WHAT NEEDS TO BE DONE: In the data below, find the line containing "Output the text content of this document."; reproduce that line and all subsequent lines exactly, and nothing else.
■ ■ ■ ■ ■ ■ ■
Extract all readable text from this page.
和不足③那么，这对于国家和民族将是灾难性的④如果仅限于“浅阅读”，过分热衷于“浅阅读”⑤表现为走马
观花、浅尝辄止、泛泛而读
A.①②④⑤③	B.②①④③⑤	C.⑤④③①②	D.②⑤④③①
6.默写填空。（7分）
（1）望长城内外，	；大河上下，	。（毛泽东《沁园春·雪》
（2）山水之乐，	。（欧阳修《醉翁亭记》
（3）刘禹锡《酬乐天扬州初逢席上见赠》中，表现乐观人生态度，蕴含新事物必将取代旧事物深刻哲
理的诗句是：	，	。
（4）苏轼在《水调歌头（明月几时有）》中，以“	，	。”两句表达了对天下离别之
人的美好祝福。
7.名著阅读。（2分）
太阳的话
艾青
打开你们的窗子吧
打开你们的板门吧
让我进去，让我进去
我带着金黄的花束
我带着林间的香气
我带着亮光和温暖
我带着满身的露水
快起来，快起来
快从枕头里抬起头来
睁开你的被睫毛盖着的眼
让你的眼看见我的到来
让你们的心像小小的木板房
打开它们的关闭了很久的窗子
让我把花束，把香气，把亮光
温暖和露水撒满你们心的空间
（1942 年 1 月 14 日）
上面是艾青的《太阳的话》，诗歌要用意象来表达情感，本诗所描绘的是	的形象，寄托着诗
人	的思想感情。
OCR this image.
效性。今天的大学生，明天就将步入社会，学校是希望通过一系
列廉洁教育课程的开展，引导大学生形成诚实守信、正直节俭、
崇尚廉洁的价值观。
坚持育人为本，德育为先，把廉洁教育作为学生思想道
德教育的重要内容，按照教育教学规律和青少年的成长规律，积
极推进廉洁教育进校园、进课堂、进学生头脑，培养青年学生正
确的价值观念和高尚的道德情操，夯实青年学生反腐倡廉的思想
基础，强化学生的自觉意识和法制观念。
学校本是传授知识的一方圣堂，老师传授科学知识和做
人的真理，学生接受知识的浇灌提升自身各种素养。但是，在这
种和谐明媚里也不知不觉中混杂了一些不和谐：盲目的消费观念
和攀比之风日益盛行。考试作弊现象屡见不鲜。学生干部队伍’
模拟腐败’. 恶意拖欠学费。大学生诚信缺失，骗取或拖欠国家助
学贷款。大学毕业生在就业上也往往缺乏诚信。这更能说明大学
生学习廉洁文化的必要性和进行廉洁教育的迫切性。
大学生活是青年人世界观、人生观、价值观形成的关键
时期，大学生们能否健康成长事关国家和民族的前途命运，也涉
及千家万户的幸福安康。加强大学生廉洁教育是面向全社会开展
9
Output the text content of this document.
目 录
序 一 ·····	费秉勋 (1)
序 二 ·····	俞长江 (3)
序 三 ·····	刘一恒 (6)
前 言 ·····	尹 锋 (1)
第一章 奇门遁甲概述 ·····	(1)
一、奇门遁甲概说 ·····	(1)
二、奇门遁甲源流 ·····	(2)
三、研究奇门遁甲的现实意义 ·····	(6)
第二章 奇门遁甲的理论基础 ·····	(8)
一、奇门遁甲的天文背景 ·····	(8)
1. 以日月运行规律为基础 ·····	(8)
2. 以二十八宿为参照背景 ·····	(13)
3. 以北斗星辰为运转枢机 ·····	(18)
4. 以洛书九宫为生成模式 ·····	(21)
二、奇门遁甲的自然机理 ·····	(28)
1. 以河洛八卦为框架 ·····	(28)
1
■ ■ ■ ■ ■ ■ ■
OUTPUT FOR THIS TASK:
Output the text content of this document.
目 录
序 一 ·····	费秉勋 (1)
序 二 ·····	俞长江 (3)
序 三 ·····	刘一恒 (6)
前 言 ·····	尹 锋 (1)
第一章 奇门遁甲概述 ·····	(1)
一、奇门遁甲概说 ·····	(1)
二、奇门遁甲源流 ·····	(2)
三、研究奇门遁甲的现实意义 ·····	(6)
第二章 奇门遁甲的理论基础 ·····	(8)
一、奇门遁甲的天文背景 ·····	(8)
1. 以日月运行规律为基础 ·····	(8)
2. 以二十八宿为参照背景 ·····	(13)
3. 以北斗星辰为运转枢机 ·····	(18)
4. 以洛书九宫为生成模式 ·····	(21)
二、奇门遁甲的自然机理 ·····	(28)
1. 以河洛八卦为框架 ·····	(28)
1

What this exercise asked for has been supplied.